» Exercise directions: Where a line of the material contains the string "this", copy that line.

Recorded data
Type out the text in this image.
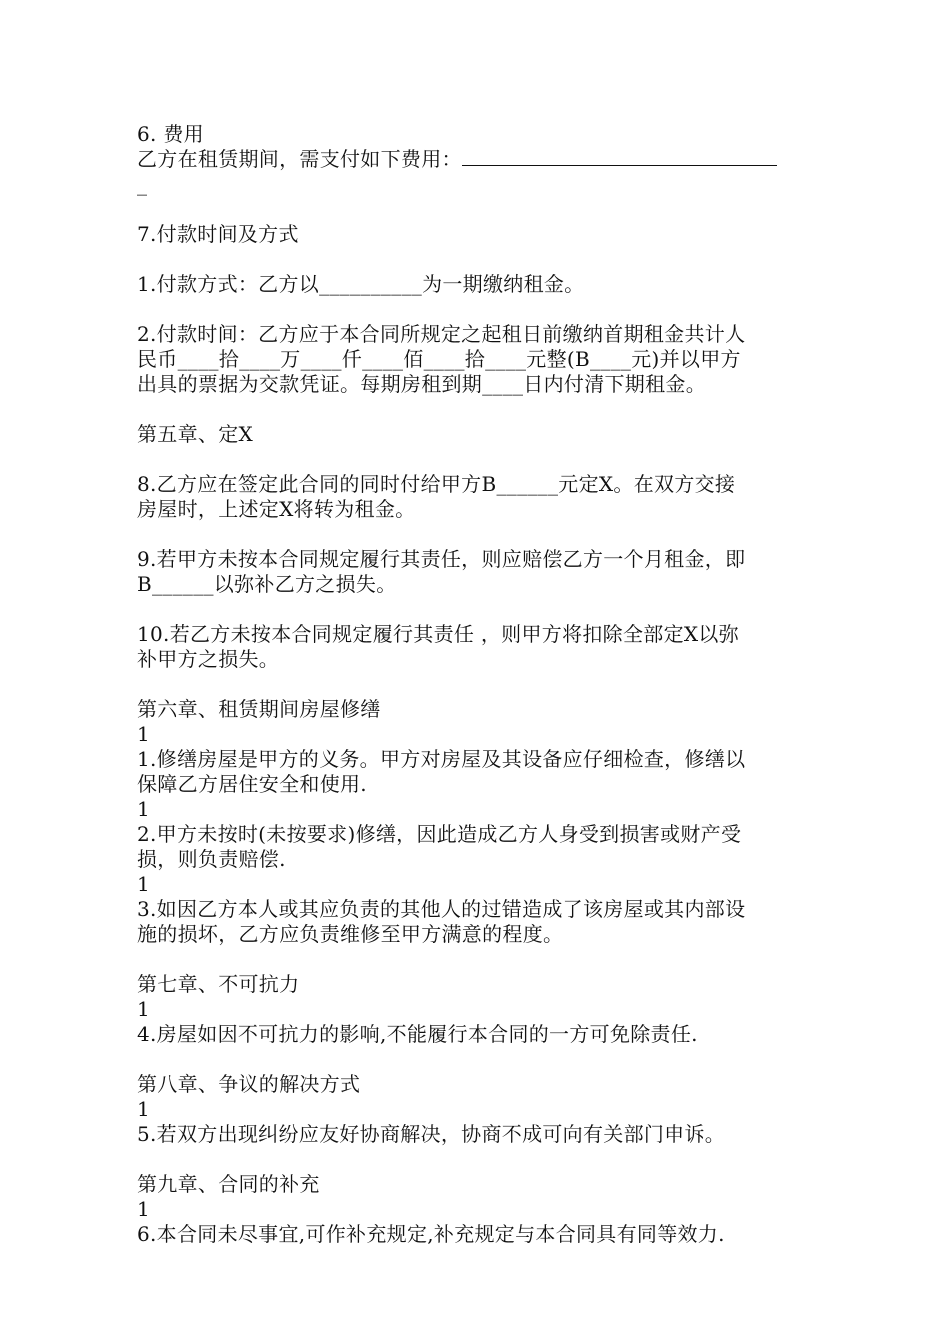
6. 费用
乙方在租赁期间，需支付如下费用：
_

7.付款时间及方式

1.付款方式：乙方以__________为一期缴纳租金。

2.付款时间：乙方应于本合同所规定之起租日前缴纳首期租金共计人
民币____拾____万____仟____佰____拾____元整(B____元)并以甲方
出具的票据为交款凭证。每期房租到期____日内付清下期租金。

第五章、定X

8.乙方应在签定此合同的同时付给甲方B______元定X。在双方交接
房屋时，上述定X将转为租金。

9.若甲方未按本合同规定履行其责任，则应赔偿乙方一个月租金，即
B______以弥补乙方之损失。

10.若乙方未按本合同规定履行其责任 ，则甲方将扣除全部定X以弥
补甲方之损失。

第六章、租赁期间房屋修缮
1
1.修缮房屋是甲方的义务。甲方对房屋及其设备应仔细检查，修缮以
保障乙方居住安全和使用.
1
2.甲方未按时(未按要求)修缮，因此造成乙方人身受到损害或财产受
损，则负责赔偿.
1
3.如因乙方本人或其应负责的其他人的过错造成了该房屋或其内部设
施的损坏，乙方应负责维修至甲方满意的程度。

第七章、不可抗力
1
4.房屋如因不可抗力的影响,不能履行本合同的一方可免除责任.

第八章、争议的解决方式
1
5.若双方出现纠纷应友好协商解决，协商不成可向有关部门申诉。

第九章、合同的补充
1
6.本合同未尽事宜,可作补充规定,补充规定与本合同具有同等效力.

...

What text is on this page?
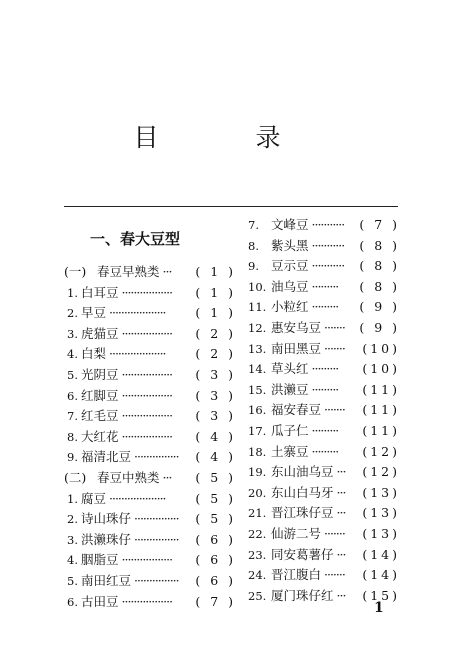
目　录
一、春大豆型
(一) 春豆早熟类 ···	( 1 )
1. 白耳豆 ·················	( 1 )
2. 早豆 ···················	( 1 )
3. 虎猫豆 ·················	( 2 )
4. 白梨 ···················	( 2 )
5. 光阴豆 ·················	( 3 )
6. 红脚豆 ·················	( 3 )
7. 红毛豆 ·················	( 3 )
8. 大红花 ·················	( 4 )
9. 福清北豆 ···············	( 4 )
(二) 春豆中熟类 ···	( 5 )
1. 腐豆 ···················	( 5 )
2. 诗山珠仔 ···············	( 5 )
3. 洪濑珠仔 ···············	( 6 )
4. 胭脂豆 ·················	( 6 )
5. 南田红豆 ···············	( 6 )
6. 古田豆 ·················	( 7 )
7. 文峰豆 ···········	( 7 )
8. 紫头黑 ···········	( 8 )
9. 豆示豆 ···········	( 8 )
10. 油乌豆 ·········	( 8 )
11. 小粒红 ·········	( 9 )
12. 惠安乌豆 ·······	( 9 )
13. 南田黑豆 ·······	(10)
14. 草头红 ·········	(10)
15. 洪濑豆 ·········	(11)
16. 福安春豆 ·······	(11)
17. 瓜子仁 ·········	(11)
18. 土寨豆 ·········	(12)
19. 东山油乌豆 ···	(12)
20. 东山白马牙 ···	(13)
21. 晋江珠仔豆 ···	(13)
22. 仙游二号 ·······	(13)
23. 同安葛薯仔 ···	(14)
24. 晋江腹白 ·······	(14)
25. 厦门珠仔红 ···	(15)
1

» Correct result:
Type out the text in this image.
What text is on this page?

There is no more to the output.